[Start RECORDS FOR THIS TASK]

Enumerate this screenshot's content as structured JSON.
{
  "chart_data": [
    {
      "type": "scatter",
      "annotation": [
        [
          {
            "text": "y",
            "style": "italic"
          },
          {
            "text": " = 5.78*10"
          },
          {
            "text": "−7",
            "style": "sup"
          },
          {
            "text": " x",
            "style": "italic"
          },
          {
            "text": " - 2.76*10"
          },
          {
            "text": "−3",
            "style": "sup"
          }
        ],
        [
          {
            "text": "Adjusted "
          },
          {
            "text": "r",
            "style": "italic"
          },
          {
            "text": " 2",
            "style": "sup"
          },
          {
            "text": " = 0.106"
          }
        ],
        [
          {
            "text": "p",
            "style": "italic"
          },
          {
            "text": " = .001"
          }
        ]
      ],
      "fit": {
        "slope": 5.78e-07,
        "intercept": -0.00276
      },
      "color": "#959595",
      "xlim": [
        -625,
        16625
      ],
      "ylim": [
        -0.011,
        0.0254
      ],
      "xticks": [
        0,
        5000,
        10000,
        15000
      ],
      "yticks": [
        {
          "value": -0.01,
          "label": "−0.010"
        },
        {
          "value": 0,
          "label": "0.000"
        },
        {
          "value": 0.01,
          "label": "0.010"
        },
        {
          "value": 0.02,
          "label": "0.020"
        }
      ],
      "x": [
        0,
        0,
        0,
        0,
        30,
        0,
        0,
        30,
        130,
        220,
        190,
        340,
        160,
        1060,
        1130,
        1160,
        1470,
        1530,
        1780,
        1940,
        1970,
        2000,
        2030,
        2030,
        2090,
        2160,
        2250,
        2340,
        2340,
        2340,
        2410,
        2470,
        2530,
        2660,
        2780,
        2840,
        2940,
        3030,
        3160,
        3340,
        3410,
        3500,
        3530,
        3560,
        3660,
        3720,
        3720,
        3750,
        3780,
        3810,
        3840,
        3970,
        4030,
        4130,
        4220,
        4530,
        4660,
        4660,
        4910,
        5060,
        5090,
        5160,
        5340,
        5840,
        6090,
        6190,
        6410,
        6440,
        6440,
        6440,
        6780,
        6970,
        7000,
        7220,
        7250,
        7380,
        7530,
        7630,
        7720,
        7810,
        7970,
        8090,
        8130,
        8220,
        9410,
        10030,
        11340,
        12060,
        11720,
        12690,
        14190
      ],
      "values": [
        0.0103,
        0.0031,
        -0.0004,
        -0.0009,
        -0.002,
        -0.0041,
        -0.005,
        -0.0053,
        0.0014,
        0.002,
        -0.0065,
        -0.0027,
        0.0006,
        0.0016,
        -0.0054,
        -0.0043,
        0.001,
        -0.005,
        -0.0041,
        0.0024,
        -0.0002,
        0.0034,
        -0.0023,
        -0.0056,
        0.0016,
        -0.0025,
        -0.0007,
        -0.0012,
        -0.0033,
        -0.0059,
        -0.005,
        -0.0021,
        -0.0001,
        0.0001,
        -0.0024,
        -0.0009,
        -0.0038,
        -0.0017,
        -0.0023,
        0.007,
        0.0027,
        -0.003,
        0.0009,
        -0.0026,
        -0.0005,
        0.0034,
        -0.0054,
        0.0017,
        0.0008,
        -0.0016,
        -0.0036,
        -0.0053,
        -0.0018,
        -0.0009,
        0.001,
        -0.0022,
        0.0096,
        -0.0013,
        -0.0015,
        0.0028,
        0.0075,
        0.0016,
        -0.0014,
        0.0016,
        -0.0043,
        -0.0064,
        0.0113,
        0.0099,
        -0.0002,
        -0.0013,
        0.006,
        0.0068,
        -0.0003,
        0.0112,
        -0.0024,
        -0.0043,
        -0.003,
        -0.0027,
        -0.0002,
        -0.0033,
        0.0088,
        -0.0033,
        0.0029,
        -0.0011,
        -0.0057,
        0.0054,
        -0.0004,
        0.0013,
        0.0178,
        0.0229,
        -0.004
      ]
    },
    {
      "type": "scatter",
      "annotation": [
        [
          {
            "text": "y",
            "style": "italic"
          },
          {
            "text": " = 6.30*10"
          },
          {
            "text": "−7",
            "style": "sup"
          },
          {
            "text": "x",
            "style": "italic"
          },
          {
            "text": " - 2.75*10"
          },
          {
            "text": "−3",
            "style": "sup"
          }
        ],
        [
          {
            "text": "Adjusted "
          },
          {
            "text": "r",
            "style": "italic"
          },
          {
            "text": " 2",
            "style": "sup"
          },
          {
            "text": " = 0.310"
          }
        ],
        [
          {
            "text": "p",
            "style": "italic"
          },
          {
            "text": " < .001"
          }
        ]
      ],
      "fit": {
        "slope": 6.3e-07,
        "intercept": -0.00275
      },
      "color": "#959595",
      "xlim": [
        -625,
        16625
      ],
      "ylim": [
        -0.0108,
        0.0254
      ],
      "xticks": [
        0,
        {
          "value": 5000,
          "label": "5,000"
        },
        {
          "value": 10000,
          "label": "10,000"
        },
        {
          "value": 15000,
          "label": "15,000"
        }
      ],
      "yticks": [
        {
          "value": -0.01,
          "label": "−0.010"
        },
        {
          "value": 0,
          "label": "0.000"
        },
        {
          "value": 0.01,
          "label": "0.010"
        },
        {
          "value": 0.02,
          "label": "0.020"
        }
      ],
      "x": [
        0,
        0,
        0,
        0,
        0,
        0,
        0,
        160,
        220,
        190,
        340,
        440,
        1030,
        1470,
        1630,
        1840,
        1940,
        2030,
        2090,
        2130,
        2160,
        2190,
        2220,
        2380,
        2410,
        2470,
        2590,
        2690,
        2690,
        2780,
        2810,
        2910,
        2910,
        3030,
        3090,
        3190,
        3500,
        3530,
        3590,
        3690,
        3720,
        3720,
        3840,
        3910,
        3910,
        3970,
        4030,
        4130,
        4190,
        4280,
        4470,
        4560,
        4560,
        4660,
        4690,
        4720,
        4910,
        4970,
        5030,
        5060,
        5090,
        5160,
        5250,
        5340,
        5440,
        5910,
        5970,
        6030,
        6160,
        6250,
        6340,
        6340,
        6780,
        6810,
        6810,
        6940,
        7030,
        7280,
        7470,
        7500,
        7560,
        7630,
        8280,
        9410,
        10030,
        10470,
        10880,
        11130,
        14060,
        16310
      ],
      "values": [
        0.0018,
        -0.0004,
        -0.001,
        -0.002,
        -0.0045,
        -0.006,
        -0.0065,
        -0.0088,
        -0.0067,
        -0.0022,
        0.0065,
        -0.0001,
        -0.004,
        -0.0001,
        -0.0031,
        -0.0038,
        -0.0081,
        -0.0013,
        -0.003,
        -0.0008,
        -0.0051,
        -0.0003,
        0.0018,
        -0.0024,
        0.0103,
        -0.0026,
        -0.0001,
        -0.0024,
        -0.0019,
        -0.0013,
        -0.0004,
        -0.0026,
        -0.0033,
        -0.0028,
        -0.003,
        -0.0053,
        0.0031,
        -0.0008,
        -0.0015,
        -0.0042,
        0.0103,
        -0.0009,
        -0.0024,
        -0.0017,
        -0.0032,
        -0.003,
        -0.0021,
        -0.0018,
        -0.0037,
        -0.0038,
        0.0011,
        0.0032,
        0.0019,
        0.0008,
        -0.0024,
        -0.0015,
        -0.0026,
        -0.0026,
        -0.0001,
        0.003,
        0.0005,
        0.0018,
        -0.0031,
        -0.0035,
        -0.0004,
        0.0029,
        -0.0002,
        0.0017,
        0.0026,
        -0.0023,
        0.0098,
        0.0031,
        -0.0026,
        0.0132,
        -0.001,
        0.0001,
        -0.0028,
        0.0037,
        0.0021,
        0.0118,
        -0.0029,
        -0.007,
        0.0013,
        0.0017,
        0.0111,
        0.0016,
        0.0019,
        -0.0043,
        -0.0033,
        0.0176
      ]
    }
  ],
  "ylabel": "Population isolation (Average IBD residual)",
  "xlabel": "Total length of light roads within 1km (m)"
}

[End RECORDS FOR THIS TASK]
[Start RECORDS FOR THIS TASK]

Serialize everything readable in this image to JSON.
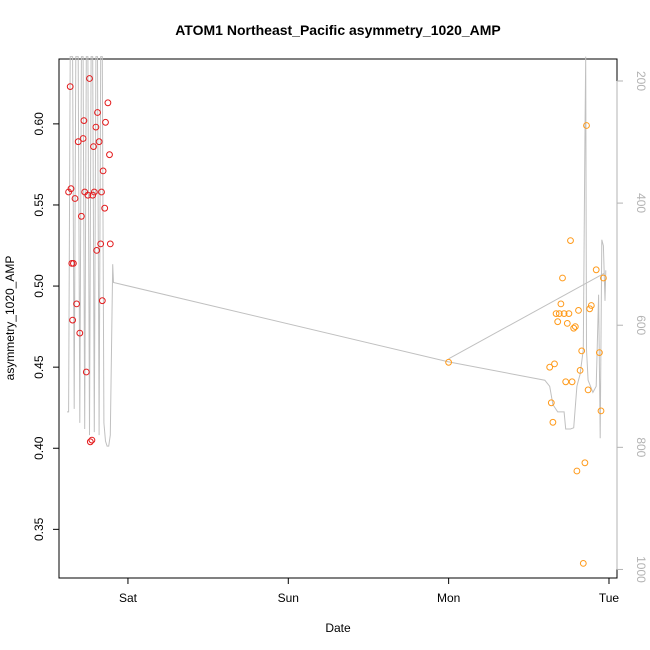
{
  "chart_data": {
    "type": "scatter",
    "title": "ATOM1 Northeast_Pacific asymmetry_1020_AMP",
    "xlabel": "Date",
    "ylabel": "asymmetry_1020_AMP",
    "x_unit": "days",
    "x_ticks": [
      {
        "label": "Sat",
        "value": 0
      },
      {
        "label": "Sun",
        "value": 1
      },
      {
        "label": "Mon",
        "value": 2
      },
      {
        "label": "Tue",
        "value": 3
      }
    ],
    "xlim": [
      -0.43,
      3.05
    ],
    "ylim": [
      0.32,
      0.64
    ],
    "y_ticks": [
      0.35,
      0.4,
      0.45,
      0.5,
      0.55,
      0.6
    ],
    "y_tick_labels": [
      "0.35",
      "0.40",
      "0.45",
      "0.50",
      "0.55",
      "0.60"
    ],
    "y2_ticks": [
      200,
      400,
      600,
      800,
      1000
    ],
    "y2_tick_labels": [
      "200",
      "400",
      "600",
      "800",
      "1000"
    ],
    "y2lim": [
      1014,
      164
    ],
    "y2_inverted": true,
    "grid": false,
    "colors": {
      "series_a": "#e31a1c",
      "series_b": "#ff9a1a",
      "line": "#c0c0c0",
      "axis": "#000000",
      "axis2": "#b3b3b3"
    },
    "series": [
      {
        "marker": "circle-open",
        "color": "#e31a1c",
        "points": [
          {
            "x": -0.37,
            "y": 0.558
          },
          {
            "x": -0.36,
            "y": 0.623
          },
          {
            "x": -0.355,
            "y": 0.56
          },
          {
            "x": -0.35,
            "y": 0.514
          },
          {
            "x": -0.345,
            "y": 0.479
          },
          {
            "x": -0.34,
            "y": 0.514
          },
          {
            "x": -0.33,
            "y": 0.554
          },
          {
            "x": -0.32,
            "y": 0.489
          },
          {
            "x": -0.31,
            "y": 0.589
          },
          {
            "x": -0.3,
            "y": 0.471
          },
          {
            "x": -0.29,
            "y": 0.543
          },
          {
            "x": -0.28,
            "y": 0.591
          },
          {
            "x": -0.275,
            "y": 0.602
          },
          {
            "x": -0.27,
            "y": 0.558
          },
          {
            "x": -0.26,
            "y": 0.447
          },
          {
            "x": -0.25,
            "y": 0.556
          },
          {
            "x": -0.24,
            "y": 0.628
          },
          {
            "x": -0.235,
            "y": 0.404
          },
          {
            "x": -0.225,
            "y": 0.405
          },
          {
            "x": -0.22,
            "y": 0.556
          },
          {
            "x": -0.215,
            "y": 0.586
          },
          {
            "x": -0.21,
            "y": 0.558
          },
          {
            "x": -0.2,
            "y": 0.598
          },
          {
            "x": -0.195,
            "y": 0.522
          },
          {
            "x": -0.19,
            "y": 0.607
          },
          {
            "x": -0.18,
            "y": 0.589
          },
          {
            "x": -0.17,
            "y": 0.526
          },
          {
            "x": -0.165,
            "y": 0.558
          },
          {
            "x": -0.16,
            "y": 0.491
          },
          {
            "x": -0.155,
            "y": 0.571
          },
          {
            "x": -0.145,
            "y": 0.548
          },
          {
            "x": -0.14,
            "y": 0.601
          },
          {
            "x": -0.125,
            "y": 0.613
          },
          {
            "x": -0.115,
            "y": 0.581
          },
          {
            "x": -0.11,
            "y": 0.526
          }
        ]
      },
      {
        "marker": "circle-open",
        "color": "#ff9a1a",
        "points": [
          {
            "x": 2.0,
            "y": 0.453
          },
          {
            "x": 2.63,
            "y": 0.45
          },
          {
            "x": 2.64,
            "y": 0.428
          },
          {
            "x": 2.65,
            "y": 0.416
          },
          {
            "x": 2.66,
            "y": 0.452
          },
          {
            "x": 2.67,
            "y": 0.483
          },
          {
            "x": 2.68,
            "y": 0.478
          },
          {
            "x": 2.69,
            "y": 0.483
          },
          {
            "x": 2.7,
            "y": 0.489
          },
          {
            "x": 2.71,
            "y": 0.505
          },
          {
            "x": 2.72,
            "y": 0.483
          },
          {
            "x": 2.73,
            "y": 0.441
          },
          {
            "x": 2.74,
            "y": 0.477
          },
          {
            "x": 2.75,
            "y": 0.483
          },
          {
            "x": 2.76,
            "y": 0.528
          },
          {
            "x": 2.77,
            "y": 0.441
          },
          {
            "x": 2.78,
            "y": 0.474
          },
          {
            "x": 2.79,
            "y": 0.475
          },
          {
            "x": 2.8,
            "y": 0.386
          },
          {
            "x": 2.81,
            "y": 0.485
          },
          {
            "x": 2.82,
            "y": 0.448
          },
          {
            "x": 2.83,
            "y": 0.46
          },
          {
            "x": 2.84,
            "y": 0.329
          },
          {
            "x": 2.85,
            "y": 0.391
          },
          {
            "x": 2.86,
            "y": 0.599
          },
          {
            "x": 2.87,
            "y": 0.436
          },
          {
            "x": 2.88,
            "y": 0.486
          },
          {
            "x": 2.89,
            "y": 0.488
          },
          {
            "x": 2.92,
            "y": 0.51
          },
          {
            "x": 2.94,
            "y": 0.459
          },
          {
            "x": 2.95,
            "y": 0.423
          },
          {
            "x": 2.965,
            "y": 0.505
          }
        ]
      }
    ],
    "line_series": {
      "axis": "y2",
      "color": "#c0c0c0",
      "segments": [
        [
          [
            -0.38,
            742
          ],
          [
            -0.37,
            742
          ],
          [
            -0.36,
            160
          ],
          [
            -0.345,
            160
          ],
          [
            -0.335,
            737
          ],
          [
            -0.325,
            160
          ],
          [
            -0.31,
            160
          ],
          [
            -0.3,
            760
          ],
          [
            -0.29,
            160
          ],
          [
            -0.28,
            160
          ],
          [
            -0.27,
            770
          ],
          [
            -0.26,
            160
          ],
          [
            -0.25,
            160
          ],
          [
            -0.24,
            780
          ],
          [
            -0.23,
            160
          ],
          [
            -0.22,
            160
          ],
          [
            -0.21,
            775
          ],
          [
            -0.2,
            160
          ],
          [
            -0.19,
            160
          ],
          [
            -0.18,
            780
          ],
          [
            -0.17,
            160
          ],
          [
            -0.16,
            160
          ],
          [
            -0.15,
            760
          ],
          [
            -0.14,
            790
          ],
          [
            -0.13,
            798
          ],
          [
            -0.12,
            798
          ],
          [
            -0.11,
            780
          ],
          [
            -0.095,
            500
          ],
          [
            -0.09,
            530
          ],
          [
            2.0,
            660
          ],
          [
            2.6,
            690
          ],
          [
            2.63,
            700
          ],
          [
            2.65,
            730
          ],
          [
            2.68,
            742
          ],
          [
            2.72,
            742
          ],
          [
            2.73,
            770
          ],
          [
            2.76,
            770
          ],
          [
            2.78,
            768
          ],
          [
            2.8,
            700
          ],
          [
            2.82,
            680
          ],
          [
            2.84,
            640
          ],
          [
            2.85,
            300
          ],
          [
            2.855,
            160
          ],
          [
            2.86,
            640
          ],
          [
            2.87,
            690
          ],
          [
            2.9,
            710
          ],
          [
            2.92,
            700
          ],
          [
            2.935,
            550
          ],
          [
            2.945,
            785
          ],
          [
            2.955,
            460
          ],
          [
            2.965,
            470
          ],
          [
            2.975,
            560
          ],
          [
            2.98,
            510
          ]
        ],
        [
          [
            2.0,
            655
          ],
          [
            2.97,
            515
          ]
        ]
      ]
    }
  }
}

[End RECORDS FOR THIS TASK]

* WHAT YOU WILL DO: Give only the number of lines in the data that hold the word "JSON".

* OUTPUT FOR THIS EXERCISE: 2